Küçük bir köyde üretim yapan kadınların özgürleşme hikayesi
Eşlerimizde aramızda sürekli tartışma çıkıyordu. ‘Siz boşuna bütün zamanınızı orada geçiriyorsunuz. İşiniz olmaz, boşuna çaba ve zaman harcıyorsunuz. Bir sürü para döktünüz’ dediler. Ama biz yılmadık

Dersim’in Hozat ilçesine bağlı Taner köyünde kadınlar, yaşadıkları yörede yetişen doğal meyvelerden üç yıldır reçel ve marmelat yapıp satıyor. Ekonomik bağımsızlıklarını kazandıklarını ve bu sayede özgürleştiklerini Ekmek ve Gül’e anlatan Nermin Akbalık, “Kadın isterse her şeyi yapar ve biraz daha özgürleşirse inanın, dünyayı daha çok güzelleştirir” mesajını deneyimledikleri hayatlarından büyük bir kararlılıkla ekliyor.

Kuş seslerinin çiçek kokularına karıştığı tertemiz bir doğadan ekmeklerini kazanan ve emeklerine bütün engellere rağmen sahip çıkan 12 kadın, kurdukları küçük bir imalathane ile şu anda Türkiye’nin birçok yerine reçel ve marmelatlarını ulaştırıyor.

> Verilen Bilgiler
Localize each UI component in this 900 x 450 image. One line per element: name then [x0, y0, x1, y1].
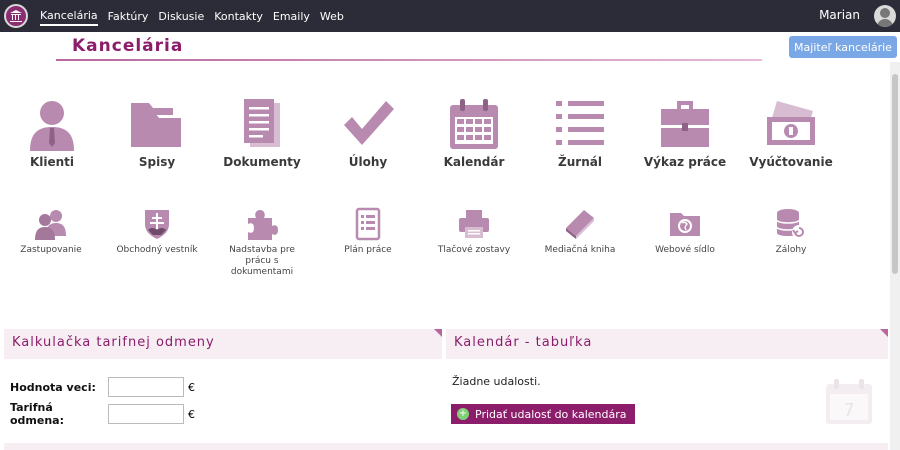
- calculator-title: Kalkulačka tarifnej odmeny: [4, 329, 442, 359]
- module-zalohy[interactable]: Zálohy: [746, 206, 836, 256]
- value-label: Hodnota veci:: [10, 380, 96, 394]
- nav-kontakty[interactable]: Kontakty: [214, 8, 263, 25]
- module-kalendar[interactable]: Kalendár: [424, 97, 524, 169]
- module-ulohy[interactable]: Úlohy: [318, 97, 418, 169]
- database-icon: [776, 209, 806, 239]
- fee-label: Tarifná odmena:: [10, 401, 65, 427]
- module-webove-sidlo[interactable]: Webové sídlo: [640, 206, 730, 256]
- add-event-button[interactable]: + Pridať udalosť do kalendára: [451, 404, 635, 424]
- user-icon: [30, 101, 74, 151]
- calendar-watermark-icon: 7: [826, 379, 872, 424]
- fee-currency: €: [188, 407, 195, 421]
- module-spisy[interactable]: Spisy: [107, 97, 207, 169]
- calendar-watermark-day: 7: [843, 400, 854, 421]
- logo-icon[interactable]: [4, 4, 28, 28]
- module-label: Zastupovanie: [20, 245, 82, 255]
- module-label: Klienti: [29, 155, 75, 169]
- document-icon: [244, 99, 280, 147]
- plus-icon: +: [457, 408, 469, 420]
- module-dokumenty[interactable]: Dokumenty: [212, 97, 312, 169]
- module-label: Plán práce: [344, 245, 392, 255]
- module-vykaz-prace[interactable]: Výkaz práce: [635, 97, 735, 169]
- users-icon: [35, 210, 66, 240]
- module-zastupovanie[interactable]: Zastupovanie: [6, 206, 96, 256]
- fee-input[interactable]: [108, 404, 184, 424]
- no-events-text: Žiadne udalosti.: [452, 375, 541, 388]
- briefcase-icon: [661, 101, 709, 147]
- money-icon: [767, 101, 815, 145]
- module-label: Webové sídlo: [655, 245, 715, 255]
- value-currency: €: [188, 380, 195, 394]
- scrollbar-thumb[interactable]: [892, 74, 898, 274]
- folder-icon: [131, 103, 181, 147]
- module-label: Dokumenty: [223, 155, 301, 169]
- module-klienti[interactable]: Klienti: [2, 97, 102, 169]
- checklist-icon: [355, 207, 381, 241]
- module-label: Výkaz práce: [643, 155, 727, 169]
- module-label: Žurnál: [558, 155, 602, 169]
- next-panel-strip: [4, 443, 888, 450]
- calendar-icon: [450, 99, 498, 149]
- title-divider: [56, 59, 762, 61]
- module-label: Nadstavba pre prácu s dokumentami: [229, 245, 295, 277]
- module-label: Úlohy: [348, 155, 388, 169]
- panel-corner: [880, 329, 888, 337]
- fee-row: Tarifná odmena: €: [10, 401, 195, 427]
- book-icon: [566, 210, 594, 239]
- module-nadstavba[interactable]: Nadstavba pre prácu s dokumentami: [217, 206, 307, 278]
- main-nav: Kancelária Faktúry Diskusie Kontakty Ema…: [40, 0, 344, 32]
- nav-kancelaria[interactable]: Kancelária: [40, 7, 98, 26]
- module-label: Vyúčtovanie: [749, 155, 833, 169]
- module-obchodny-vestnik[interactable]: Obchodný vestník: [112, 206, 202, 256]
- calendar-panel: Kalendár - tabuľka: [446, 329, 888, 449]
- module-zurnal[interactable]: Žurnál: [530, 97, 630, 169]
- scrollbar[interactable]: [890, 62, 900, 450]
- puzzle-icon: [248, 210, 278, 240]
- avatar[interactable]: [874, 5, 896, 27]
- user-name[interactable]: Marian: [819, 8, 860, 22]
- module-label: Zálohy: [775, 245, 807, 255]
- nav-diskusie[interactable]: Diskusie: [158, 8, 204, 25]
- top-navbar: Kancelária Faktúry Diskusie Kontakty Ema…: [0, 0, 900, 32]
- calendar-panel-title: Kalendár - tabuľka: [446, 329, 888, 359]
- nav-faktury[interactable]: Faktúry: [108, 8, 149, 25]
- module-plan-prace[interactable]: Plán práce: [323, 206, 413, 256]
- add-event-label: Pridať udalosť do kalendára: [475, 407, 627, 421]
- page-title: Kancelária: [72, 36, 184, 56]
- module-vyuctovanie[interactable]: Vyúčtovanie: [741, 97, 841, 169]
- module-mediacna-kniha[interactable]: Mediačná kniha: [535, 206, 625, 256]
- panel-corner: [434, 329, 442, 337]
- module-label: Tlačové zostavy: [437, 245, 511, 255]
- module-label: Kalendár: [443, 155, 505, 169]
- value-input[interactable]: [108, 377, 184, 397]
- module-label: Obchodný vestník: [116, 245, 198, 255]
- printer-icon: [459, 210, 489, 238]
- module-label: Mediačná kniha: [544, 245, 616, 255]
- module-tlacove-zostavy[interactable]: Tlačové zostavy: [429, 206, 519, 256]
- check-icon: [344, 101, 394, 145]
- owner-button[interactable]: Majiteľ kancelárie: [789, 36, 897, 58]
- nav-emaily[interactable]: Emaily: [273, 8, 310, 25]
- coat-of-arms-icon: [145, 210, 169, 239]
- module-label: Spisy: [138, 155, 176, 169]
- web-folder-icon: [670, 213, 700, 236]
- nav-web[interactable]: Web: [320, 8, 344, 25]
- list-icon: [556, 101, 604, 145]
- value-row: Hodnota veci: €: [10, 377, 195, 397]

> Görevler
1 – Alıntıya göre Taner köyündeki kadınlar kaç yıldır reçel ve marmelat yapıp satıyor?
2 – Alıntıdaki "Dersim’in Hozat ilçesine bağlı Taner köyünde kadınlar, yaşadıkları yörede yetişen doğal meyvelerden üç yıldır reçel ve marmelat yapıp satıyor." cümlesini İngilizceye çevirin.
3 – Alıntıda "Küçük bir köyde" sözlerinden aşağıya, "bir kararlılıkla ekliyor." sözlerine kadar her şeyi hiç değiştirmeden çıkarın.
Bu malzemeyi kullanmanız gerekmiyor.

> Alıştırma Sonuçları
1 – Üç yıldır.

2 – In Taner village, in the Hozat district of Dersim, women have been making and selling jam and marmalade for three years from natural fruits that grow in the area where they live.

3 –
Küçük bir köyde üretim yapan kadınların özgürleşme hikayesi
Eşlerimizde aramızda sürekli tartışma çıkıyordu. ‘Siz boşuna bütün zamanınızı orada geçiriyorsunuz. İşiniz olmaz, boşuna çaba ve zaman harcıyorsunuz. Bir sürü para döktünüz’ dediler. Ama biz yılmadık

Dersim’in Hozat ilçesine bağlı Taner köyünde kadınlar, yaşadıkları yörede yetişen doğal meyvelerden üç yıldır reçel ve marmelat yapıp satıyor. Ekonomik bağımsızlıklarını kazandıklarını ve bu sayede özgürleştiklerini Ekmek ve Gül’e anlatan Nermin Akbalık, “Kadın isterse her şeyi yapar ve biraz daha özgürleşirse inanın, dünyayı daha çok güzelleştirir” mesajını deneyimledikleri hayatlarından büyük bir kararlılıkla ekliyor.